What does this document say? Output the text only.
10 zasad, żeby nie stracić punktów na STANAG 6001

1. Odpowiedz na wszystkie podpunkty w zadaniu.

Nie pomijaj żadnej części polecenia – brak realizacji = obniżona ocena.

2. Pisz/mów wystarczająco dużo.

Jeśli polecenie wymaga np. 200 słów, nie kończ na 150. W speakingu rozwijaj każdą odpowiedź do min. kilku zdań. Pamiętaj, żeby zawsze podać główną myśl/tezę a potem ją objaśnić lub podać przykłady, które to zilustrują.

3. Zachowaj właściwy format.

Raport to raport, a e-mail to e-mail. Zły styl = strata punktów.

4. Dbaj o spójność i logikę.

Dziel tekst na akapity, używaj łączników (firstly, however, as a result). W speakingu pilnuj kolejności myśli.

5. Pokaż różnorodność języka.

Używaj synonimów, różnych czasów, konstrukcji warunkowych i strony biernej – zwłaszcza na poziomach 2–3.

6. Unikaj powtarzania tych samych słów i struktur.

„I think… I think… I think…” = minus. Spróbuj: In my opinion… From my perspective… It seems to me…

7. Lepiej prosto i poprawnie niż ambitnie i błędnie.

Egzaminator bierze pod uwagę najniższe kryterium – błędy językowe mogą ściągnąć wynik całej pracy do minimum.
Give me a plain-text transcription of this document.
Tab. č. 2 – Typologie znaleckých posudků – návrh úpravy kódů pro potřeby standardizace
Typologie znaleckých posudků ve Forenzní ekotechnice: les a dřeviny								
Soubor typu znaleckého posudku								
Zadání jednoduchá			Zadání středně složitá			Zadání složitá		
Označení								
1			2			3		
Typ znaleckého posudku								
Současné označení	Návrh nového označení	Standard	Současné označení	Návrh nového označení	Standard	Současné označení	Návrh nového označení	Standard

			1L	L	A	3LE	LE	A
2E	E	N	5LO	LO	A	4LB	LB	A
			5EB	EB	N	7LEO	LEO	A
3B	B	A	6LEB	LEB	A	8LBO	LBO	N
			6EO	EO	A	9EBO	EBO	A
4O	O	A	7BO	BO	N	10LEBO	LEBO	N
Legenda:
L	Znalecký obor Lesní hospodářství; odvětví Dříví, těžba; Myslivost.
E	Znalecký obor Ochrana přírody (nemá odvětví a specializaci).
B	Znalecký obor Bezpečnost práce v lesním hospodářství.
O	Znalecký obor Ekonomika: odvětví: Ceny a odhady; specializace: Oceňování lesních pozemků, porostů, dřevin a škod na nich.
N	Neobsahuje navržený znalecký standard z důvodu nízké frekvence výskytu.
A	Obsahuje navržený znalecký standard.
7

+++

→ REQUIRED TASK
Your task is to return the full listing exactly as it was given.

→ THE REPLY
What does this document say? Output the text only.
10 zasad, żeby nie stracić punktów na STANAG 6001

1. Odpowiedz na wszystkie podpunkty w zadaniu.

Nie pomijaj żadnej części polecenia – brak realizacji = obniżona ocena.

2. Pisz/mów wystarczająco dużo.

Jeśli polecenie wymaga np. 200 słów, nie kończ na 150. W speakingu rozwijaj każdą odpowiedź do min. kilku zdań. Pamiętaj, żeby zawsze podać główną myśl/tezę a potem ją objaśnić lub podać przykłady, które to zilustrują.

3. Zachowaj właściwy format.

Raport to raport, a e-mail to e-mail. Zły styl = strata punktów.

4. Dbaj o spójność i logikę.

Dziel tekst na akapity, używaj łączników (firstly, however, as a result). W speakingu pilnuj kolejności myśli.

5. Pokaż różnorodność języka.

Używaj synonimów, różnych czasów, konstrukcji warunkowych i strony biernej – zwłaszcza na poziomach 2–3.

6. Unikaj powtarzania tych samych słów i struktur.

„I think… I think… I think…” = minus. Spróbuj: In my opinion… From my perspective… It seems to me…

7. Lepiej prosto i poprawnie niż ambitnie i błędnie.

Egzaminator bierze pod uwagę najniższe kryterium – błędy językowe mogą ściągnąć wynik całej pracy do minimum.
Give me a plain-text transcription of this document.
Tab. č. 2 – Typologie znaleckých posudků – návrh úpravy kódů pro potřeby standardizace
Typologie znaleckých posudků ve Forenzní ekotechnice: les a dřeviny								
Soubor typu znaleckého posudku								
Zadání jednoduchá			Zadání středně složitá			Zadání složitá		
Označení								
1			2			3		
Typ znaleckého posudku								
Současné označení	Návrh nového označení	Standard	Současné označení	Návrh nového označení	Standard	Současné označení	Návrh nového označení	Standard

			1L	L	A	3LE	LE	A
2E	E	N	5LO	LO	A	4LB	LB	A
			5EB	EB	N	7LEO	LEO	A
3B	B	A	6LEB	LEB	A	8LBO	LBO	N
			6EO	EO	A	9EBO	EBO	A
4O	O	A	7BO	BO	N	10LEBO	LEBO	N
Legenda:
L	Znalecký obor Lesní hospodářství; odvětví Dříví, těžba; Myslivost.
E	Znalecký obor Ochrana přírody (nemá odvětví a specializaci).
B	Znalecký obor Bezpečnost práce v lesním hospodářství.
O	Znalecký obor Ekonomika: odvětví: Ceny a odhady; specializace: Oceňování lesních pozemků, porostů, dřevin a škod na nich.
N	Neobsahuje navržený znalecký standard z důvodu nízké frekvence výskytu.
A	Obsahuje navržený znalecký standard.
7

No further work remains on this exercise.